## WORK REQUIRED
Your copy should contain exactly the lines from the one that holds "Transcribe the text in this document." through the end of the material, reproduced as written, with no pictures.

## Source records
============================================================

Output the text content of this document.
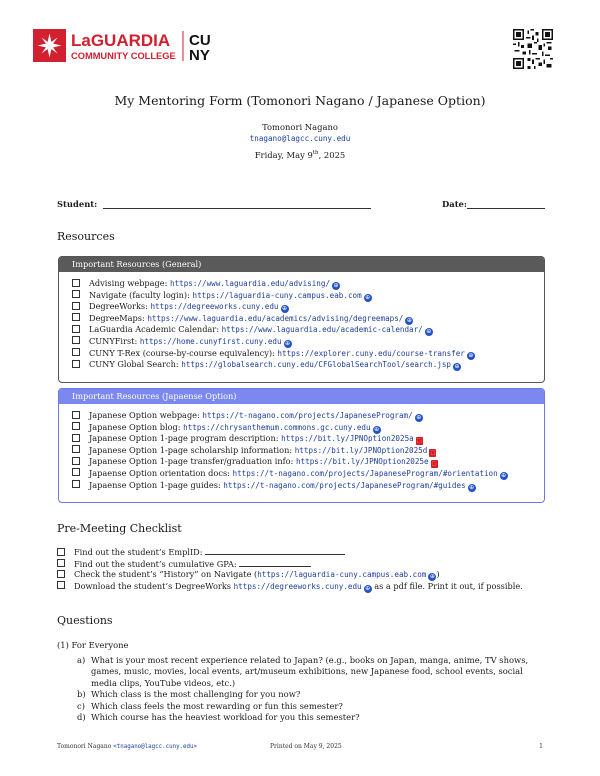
LaGUARDIA
COMMUNITY COLLEGE
CU
NY
My Mentoring Form (Tomonori Nagano / Japanese Option)
Tomonori Nagano
tnagano@lagcc.cuny.edu
Friday, May 9th, 2025
Student:	Date:
Resources
Important Resources (General)
Advising webpage: https://www.laguardia.edu/advising/ ⊕
Navigate (faculty login): https://laguardia-cuny.campus.eab.com ⊕
DegreeWorks: https://degreeworks.cuny.edu ⊕
DegreeMaps: https://www.laguardia.edu/academics/advising/degreemaps/ ⊕
LaGuardia Academic Calendar: https://www.laguardia.edu/academic-calendar/ ⊕
CUNYFirst: https://home.cunyfirst.cuny.edu ⊕
CUNY T-Rex (course-by-course equivalency): https://explorer.cuny.edu/course-transfer ⊕
CUNY Global Search: https://globalsearch.cuny.edu/CFGlobalSearchTool/search.jsp ⊕
Important Resources (Japaense Option)
Japanese Option webpage: https://t-nagano.com/projects/JapaneseProgram/ ⊕
Japanese Option blog: https://chrysanthemum.commons.gc.cuny.edu ⊕
Japanese Option 1-page program description: https://bit.ly/JPNOption2025a ⬚
Japanese Option 1-page scholarship information: https://bit.ly/JPNOption2025d ⬚
Japanese Option 1-page transfer/graduation info: https://bit.ly/JPNOption2025e ⬚
Japaense Option orientation docs: https://t-nagano.com/projects/JapaneseProgram/#orientation ⊕
Japaense Option 1-page guides: https://t-nagano.com/projects/JapaneseProgram/#guides ⊕
Pre-Meeting Checklist
Find out the student’s EmplID:
Find out the student’s cumulative GPA:
Check the student’s “History” on Navigate (https://laguardia-cuny.campus.eab.com ⊕)
Download the student’s DegreeWorks https://degreeworks.cuny.edu ⊕ as a pdf file. Print it out, if possible.
Questions
(1) For Everyone
a) What is your most recent experience related to Japan? (e.g., books on Japan, manga, anime, TV shows, games, music, movies, local events, art/museum exhibitions, new Japanese food, school events, social media clips, YouTube videos, etc.)
b) Which class is the most challenging for you now?
c) Which class feels the most rewarding or fun this semester?
d) Which course has the heaviest workload for you this semester?
Tomonori Nagano <tnagano@lagcc.cuny.edu>	Printed on May 9, 2025	1
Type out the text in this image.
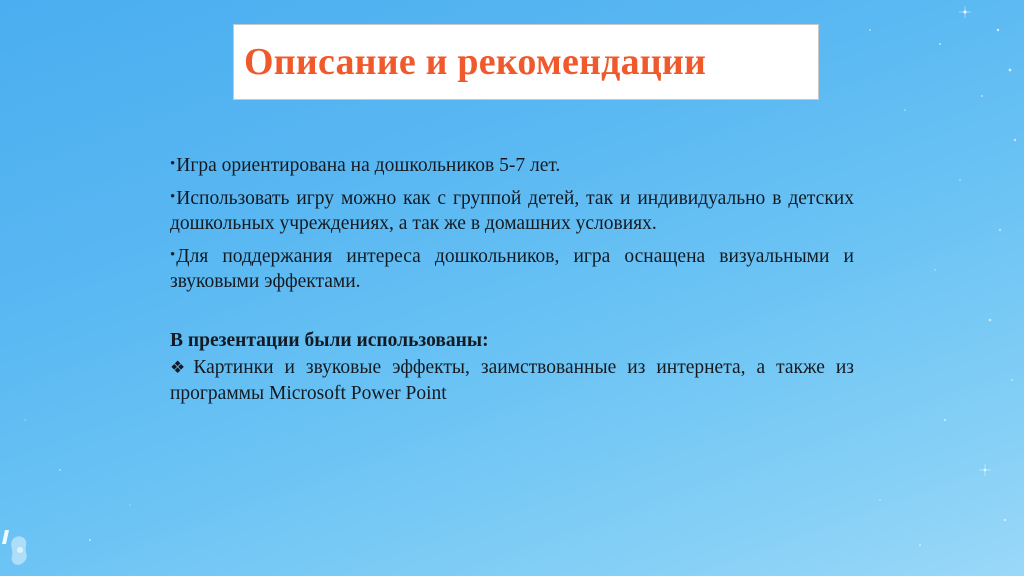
Описание и рекомендации

•Игра ориентирована на дошкольников 5-7 лет.

•Использовать игру можно как с группой детей, так и индивидуально в детских дошкольных учреждениях, а так же в домашних условиях.

•Для поддержания интереса дошкольников, игра оснащена визуальными и звуковыми эффектами.

В презентации были использованы:

❖ Картинки и звуковые эффекты, заимствованные из интернета, а также из программы Microsoft Power Point
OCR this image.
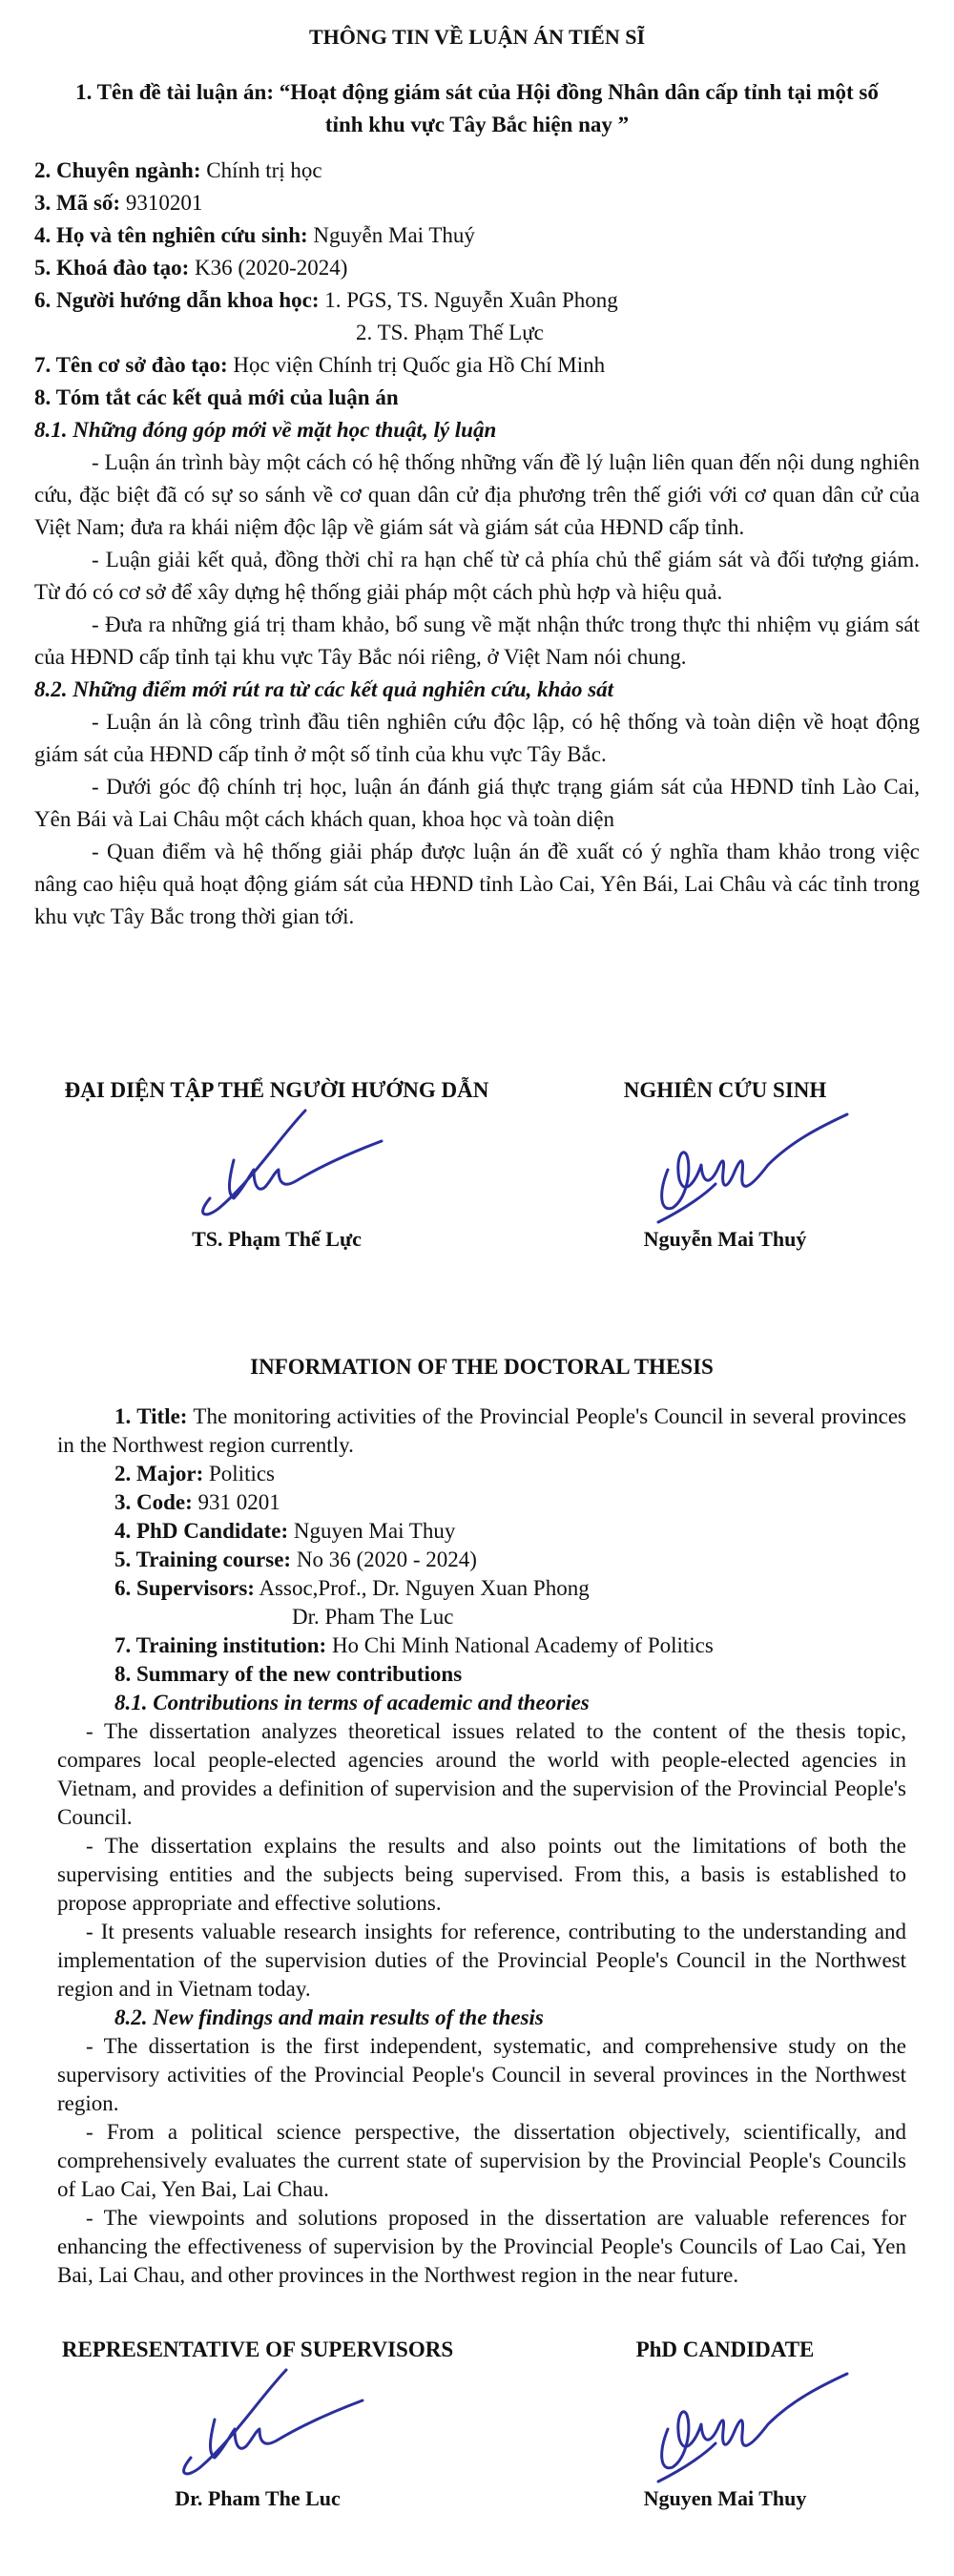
THÔNG TIN VỀ LUẬN ÁN TIẾN SĨ

1. Tên đề tài luận án: “Hoạt động giám sát của Hội đồng Nhân dân cấp tỉnh tại một số tỉnh khu vực Tây Bắc hiện nay ”

2. Chuyên ngành: Chính trị học

3. Mã số: 9310201

4. Họ và tên nghiên cứu sinh: Nguyễn Mai Thuý

5. Khoá đào tạo: K36 (2020-2024)

6. Người hướng dẫn khoa học: 1. PGS, TS. Nguyễn Xuân Phong

2. TS. Phạm Thế Lực

7. Tên cơ sở đào tạo: Học viện Chính trị Quốc gia Hồ Chí Minh

8. Tóm tắt các kết quả mới của luận án

8.1. Những đóng góp mới về mặt học thuật, lý luận

- Luận án trình bày một cách có hệ thống những vấn đề lý luận liên quan đến nội dung nghiên cứu, đặc biệt đã có sự so sánh về cơ quan dân cử địa phương trên thế giới với cơ quan dân cử của Việt Nam; đưa ra khái niệm độc lập về giám sát và giám sát của HĐND cấp tỉnh.

- Luận giải kết quả, đồng thời chỉ ra hạn chế từ cả phía chủ thể giám sát và đối tượng giám. Từ đó có cơ sở để xây dựng hệ thống giải pháp một cách phù hợp và hiệu quả.

- Đưa ra những giá trị tham khảo, bổ sung về mặt nhận thức trong thực thi nhiệm vụ giám sát của HĐND cấp tỉnh tại khu vực Tây Bắc nói riêng, ở Việt Nam nói chung.

8.2. Những điểm mới rút ra từ các kết quả nghiên cứu, khảo sát

- Luận án là công trình đầu tiên nghiên cứu độc lập, có hệ thống và toàn diện về hoạt động giám sát của HĐND cấp tỉnh ở một số tỉnh của khu vực Tây Bắc.

- Dưới góc độ chính trị học, luận án đánh giá thực trạng giám sát của HĐND tỉnh Lào Cai, Yên Bái và Lai Châu một cách khách quan, khoa học và toàn diện

- Quan điểm và hệ thống giải pháp được luận án đề xuất có ý nghĩa tham khảo trong việc nâng cao hiệu quả hoạt động giám sát của HĐND tỉnh Lào Cai, Yên Bái, Lai Châu và các tỉnh trong khu vực Tây Bắc trong thời gian tới.

ĐẠI DIỆN TẬP THỂ NGƯỜI HƯỚNG DẪN
TS. Phạm Thế Lực
NGHIÊN CỨU SINH
Nguyễn Mai Thuý

INFORMATION OF THE DOCTORAL THESIS

1. Title: The monitoring activities of the Provincial People's Council in several provinces in the Northwest region currently.

2. Major: Politics

3. Code: 931 0201

4. PhD Candidate: Nguyen Mai Thuy

5. Training course: No 36 (2020 - 2024)

6. Supervisors: Assoc,Prof., Dr. Nguyen Xuan Phong

Dr. Pham The Luc

7. Training institution: Ho Chi Minh National Academy of Politics

8. Summary of the new contributions

8.1. Contributions in terms of academic and theories

- The dissertation analyzes theoretical issues related to the content of the thesis topic, compares local people-elected agencies around the world with people-elected agencies in Vietnam, and provides a definition of supervision and the supervision of the Provincial People's Council.

- The dissertation explains the results and also points out the limitations of both the supervising entities and the subjects being supervised. From this, a basis is established to propose appropriate and effective solutions.

- It presents valuable research insights for reference, contributing to the understanding and implementation of the supervision duties of the Provincial People's Council in the Northwest region and in Vietnam today.

8.2. New findings and main results of the thesis

- The dissertation is the first independent, systematic, and comprehensive study on the supervisory activities of the Provincial People's Council in several provinces in the Northwest region.

- From a political science perspective, the dissertation objectively, scientifically, and comprehensively evaluates the current state of supervision by the Provincial People's Councils of Lao Cai, Yen Bai, Lai Chau.

- The viewpoints and solutions proposed in the dissertation are valuable references for enhancing the effectiveness of supervision by the Provincial People's Councils of Lao Cai, Yen Bai, Lai Chau, and other provinces in the Northwest region in the near future.

REPRESENTATIVE OF SUPERVISORS
Dr. Pham The Luc
PhD CANDIDATE
Nguyen Mai Thuy
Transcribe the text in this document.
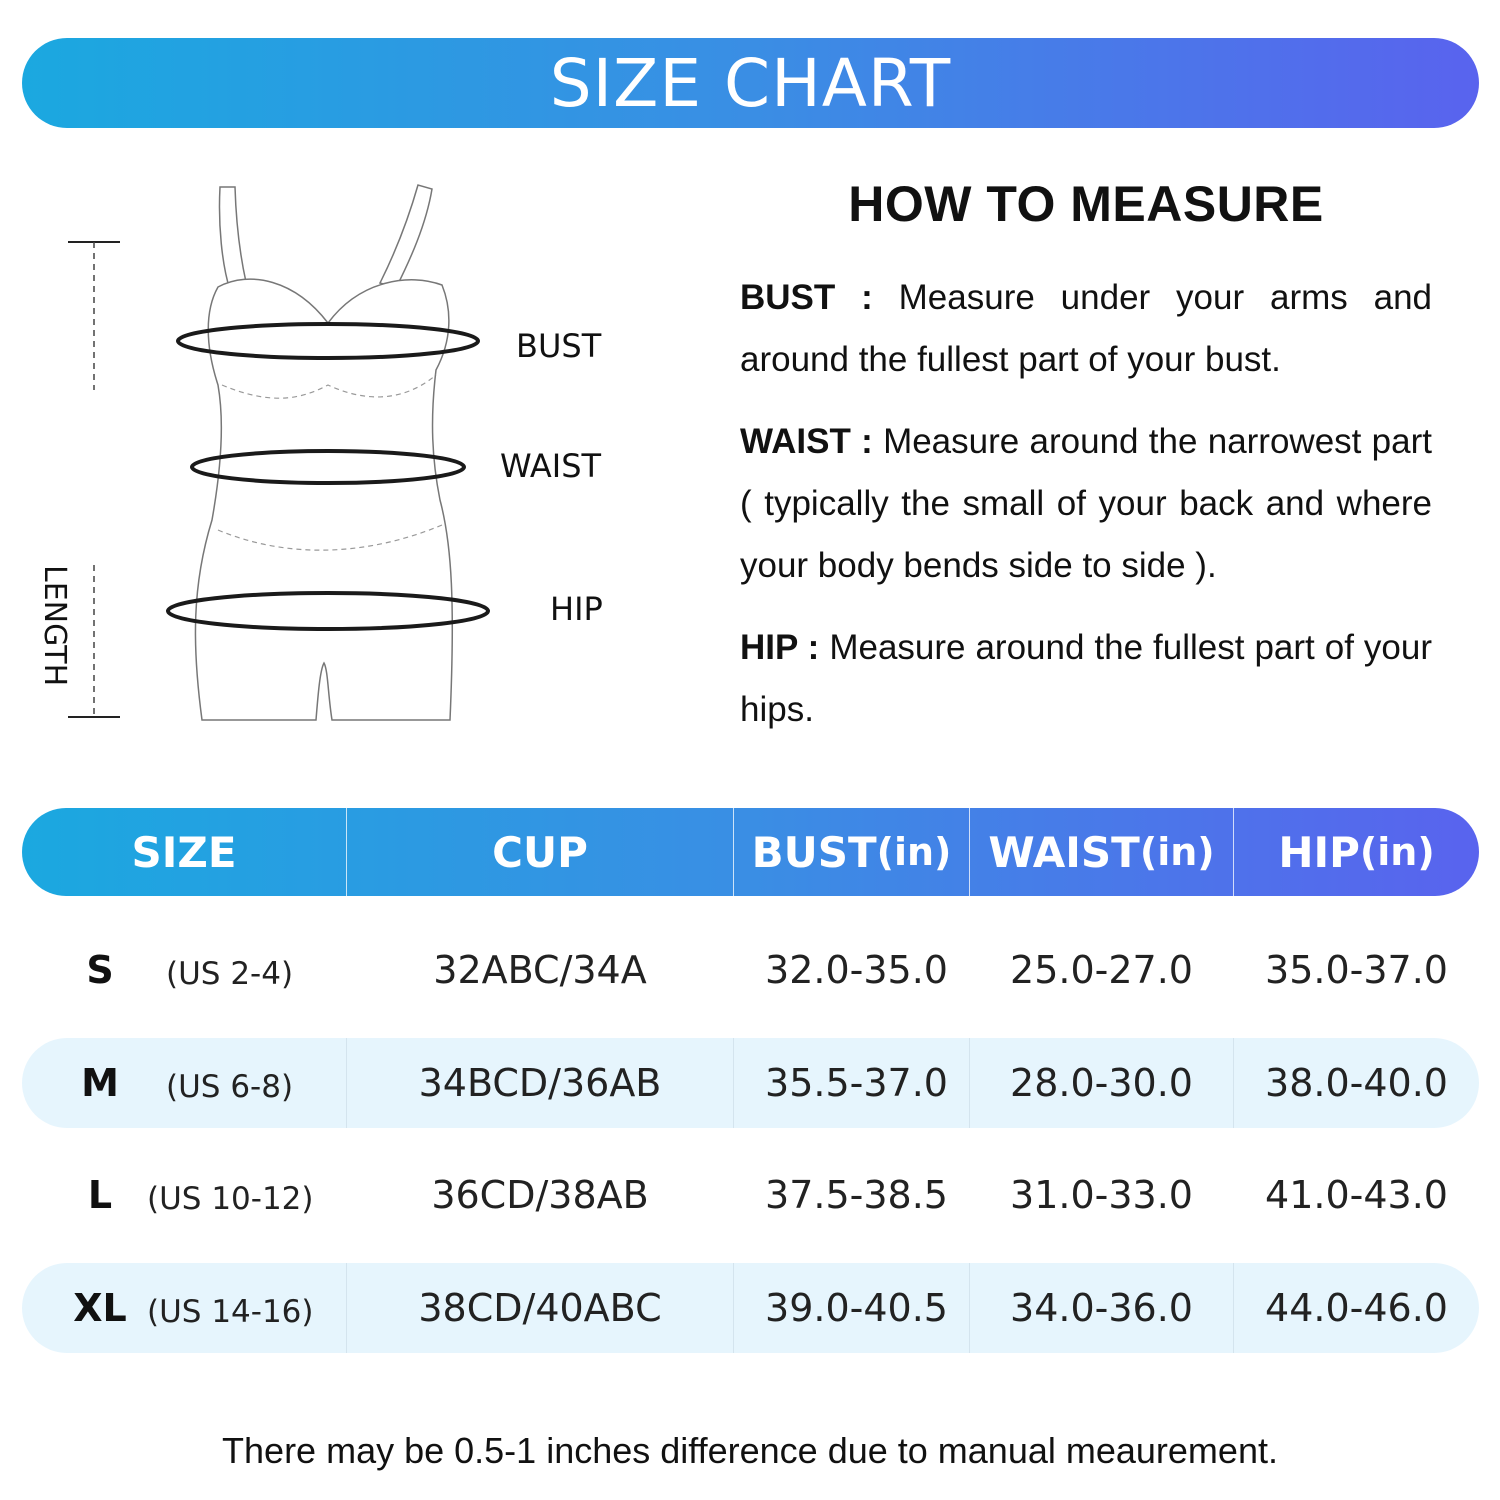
SIZE CHART
LENGTH
BUST
WAIST
HIP
HOW TO MEASURE
BUST : Measure under your arms and around the fullest part of your bust.
WAIST : Measure around the narrowest part ( typically the small of your back and where your body bends side to side ).
HIP : Measure around the fullest part of your hips.
SIZE	CUP	BUST (in) WAIST (in) HIP (in)
S	(US 2-4)	32ABC/34A	32.0-35.0	25.0-27.0	35.0-37.0
M	(US 6-8)	34BCD/36AB	35.5-37.0	28.0-30.0	38.0-40.0
L	(US 10-12)	36CD/38AB	37.5-38.5	31.0-33.0	41.0-43.0
XL (US 14-16)	38CD/40ABC	39.0-40.5	34.0-36.0	44.0-46.0
There may be 0.5-1 inches difference due to manual meaurement.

============================================================

## EXERCISE RESPONSE
Transcribe the text in this document.
SIZE CHART
LENGTH
BUST
WAIST
HIP
HOW TO MEASURE
BUST : Measure under your arms and around the fullest part of your bust.
WAIST : Measure around the narrowest part ( typically the small of your back and where your body bends side to side ).
HIP : Measure around the fullest part of your hips.
SIZE	CUP	BUST (in) WAIST (in) HIP (in)
S	(US 2-4)	32ABC/34A	32.0-35.0	25.0-27.0	35.0-37.0
M	(US 6-8)	34BCD/36AB	35.5-37.0	28.0-30.0	38.0-40.0
L	(US 10-12)	36CD/38AB	37.5-38.5	31.0-33.0	41.0-43.0
XL (US 14-16)	38CD/40ABC	39.0-40.5	34.0-36.0	44.0-46.0
There may be 0.5-1 inches difference due to manual meaurement.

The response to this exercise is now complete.